- _Goal of the exercise_
Wherever the word "Classen" turns up in a line of the entries, copy that line.

(Data excerpts)
※ ※ ※

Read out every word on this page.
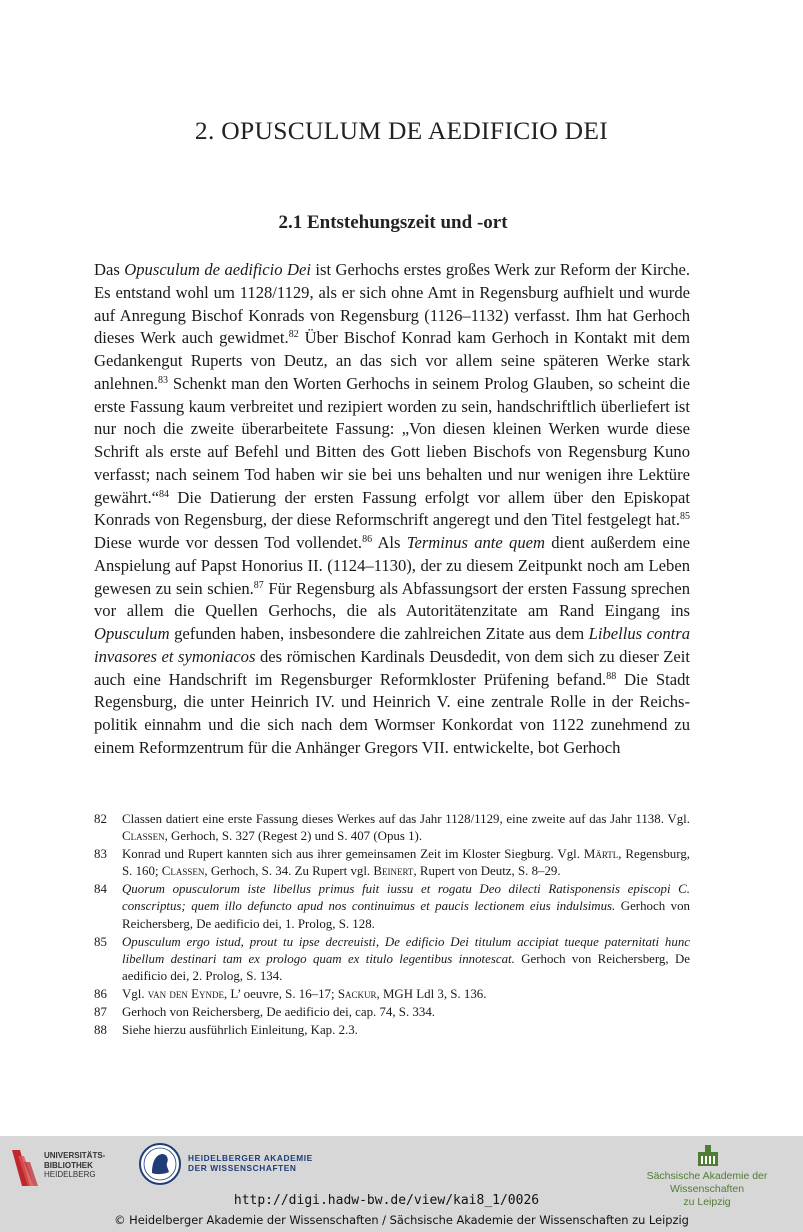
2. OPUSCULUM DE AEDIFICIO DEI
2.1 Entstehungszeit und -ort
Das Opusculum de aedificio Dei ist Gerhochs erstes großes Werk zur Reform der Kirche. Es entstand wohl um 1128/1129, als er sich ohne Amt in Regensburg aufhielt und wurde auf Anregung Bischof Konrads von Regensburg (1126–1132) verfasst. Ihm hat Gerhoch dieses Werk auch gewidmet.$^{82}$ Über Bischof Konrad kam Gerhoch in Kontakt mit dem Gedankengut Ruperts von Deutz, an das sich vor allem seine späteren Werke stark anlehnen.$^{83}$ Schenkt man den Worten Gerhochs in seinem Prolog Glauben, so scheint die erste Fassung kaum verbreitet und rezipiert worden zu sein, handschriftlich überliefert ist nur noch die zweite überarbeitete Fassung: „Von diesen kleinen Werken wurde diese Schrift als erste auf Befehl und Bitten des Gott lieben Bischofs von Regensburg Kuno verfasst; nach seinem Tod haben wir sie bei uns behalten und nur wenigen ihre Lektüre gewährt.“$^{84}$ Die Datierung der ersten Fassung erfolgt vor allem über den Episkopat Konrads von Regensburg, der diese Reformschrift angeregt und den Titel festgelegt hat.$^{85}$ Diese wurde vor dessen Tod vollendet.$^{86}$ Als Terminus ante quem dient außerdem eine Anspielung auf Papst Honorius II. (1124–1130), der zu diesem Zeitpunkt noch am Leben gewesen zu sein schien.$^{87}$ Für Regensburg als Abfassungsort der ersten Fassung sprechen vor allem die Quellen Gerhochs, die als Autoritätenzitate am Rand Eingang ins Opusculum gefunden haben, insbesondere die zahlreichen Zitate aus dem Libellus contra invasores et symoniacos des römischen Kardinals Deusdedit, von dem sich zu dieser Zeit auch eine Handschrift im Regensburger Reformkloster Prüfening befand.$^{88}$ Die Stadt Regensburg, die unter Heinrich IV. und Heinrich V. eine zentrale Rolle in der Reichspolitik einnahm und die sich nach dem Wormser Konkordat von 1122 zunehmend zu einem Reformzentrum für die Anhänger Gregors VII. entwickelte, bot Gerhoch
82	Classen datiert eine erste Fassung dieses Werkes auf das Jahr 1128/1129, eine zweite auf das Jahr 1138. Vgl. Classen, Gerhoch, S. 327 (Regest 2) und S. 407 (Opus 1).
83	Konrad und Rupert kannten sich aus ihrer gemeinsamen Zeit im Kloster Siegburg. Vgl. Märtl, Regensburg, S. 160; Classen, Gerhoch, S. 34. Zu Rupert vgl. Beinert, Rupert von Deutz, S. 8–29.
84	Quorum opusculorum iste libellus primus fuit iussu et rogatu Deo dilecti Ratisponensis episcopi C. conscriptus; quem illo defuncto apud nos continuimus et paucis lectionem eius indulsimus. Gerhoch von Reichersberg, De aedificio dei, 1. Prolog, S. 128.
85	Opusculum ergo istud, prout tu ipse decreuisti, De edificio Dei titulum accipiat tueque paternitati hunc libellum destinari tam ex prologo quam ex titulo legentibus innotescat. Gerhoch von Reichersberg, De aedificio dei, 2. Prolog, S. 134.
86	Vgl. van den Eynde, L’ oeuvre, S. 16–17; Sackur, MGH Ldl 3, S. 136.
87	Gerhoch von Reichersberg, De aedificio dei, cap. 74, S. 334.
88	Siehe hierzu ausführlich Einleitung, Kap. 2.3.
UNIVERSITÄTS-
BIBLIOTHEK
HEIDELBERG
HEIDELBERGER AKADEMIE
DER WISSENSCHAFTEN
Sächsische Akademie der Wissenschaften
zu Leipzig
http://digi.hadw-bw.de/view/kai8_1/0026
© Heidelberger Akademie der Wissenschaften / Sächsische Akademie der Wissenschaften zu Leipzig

※ ※ ※

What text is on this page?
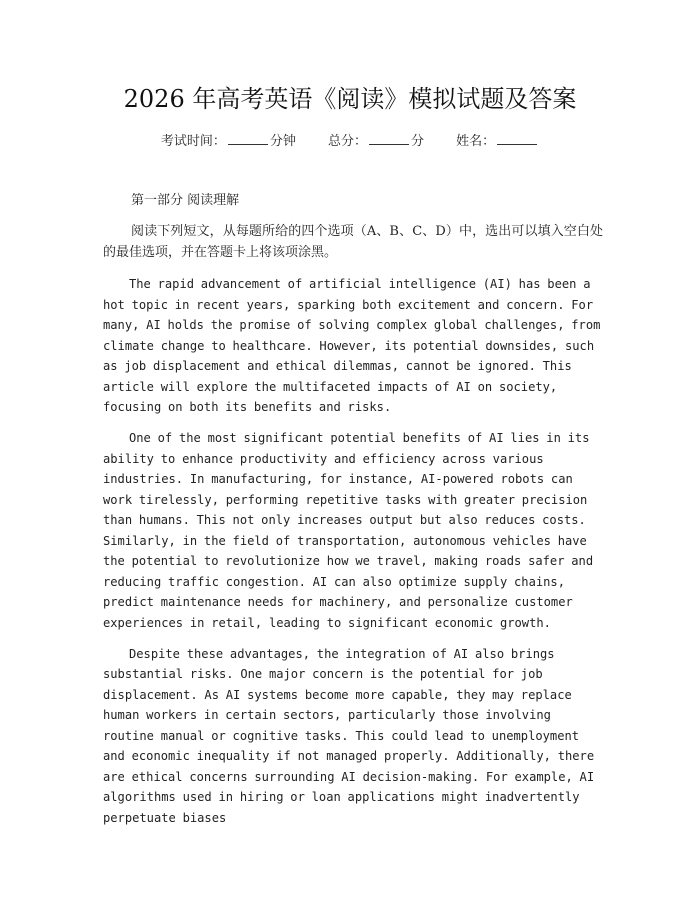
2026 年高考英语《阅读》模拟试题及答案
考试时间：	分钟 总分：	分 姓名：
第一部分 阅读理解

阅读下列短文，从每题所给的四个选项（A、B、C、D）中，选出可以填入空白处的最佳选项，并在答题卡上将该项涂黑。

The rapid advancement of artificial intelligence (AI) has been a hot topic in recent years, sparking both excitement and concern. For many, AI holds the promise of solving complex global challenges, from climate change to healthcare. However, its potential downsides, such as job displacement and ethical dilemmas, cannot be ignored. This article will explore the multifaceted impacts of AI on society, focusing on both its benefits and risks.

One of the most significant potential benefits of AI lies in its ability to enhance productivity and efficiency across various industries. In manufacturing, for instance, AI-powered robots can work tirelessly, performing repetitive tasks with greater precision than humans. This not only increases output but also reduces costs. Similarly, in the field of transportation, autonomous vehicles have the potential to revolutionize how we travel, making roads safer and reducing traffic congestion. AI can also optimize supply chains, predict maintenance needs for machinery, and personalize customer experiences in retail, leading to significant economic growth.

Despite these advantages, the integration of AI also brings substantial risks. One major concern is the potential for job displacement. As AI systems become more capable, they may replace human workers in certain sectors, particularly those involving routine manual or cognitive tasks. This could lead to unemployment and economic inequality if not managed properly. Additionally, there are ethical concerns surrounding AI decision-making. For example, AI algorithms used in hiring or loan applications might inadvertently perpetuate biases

※ ※ ※

- _Answer below_
82	Classen datiert eine erste Fassung dieses Werkes auf das Jahr 1128/1129, eine zweite auf das Jahr 1138. Vgl. Classen, Gerhoch, S. 327 (Regest 2) und S. 407 (Opus 1).
83	Konrad und Rupert kannten sich aus ihrer gemeinsamen Zeit im Kloster Siegburg. Vgl. Märtl, Regensburg, S. 160; Classen, Gerhoch, S. 34. Zu Rupert vgl. Beinert, Rupert von Deutz, S. 8–29.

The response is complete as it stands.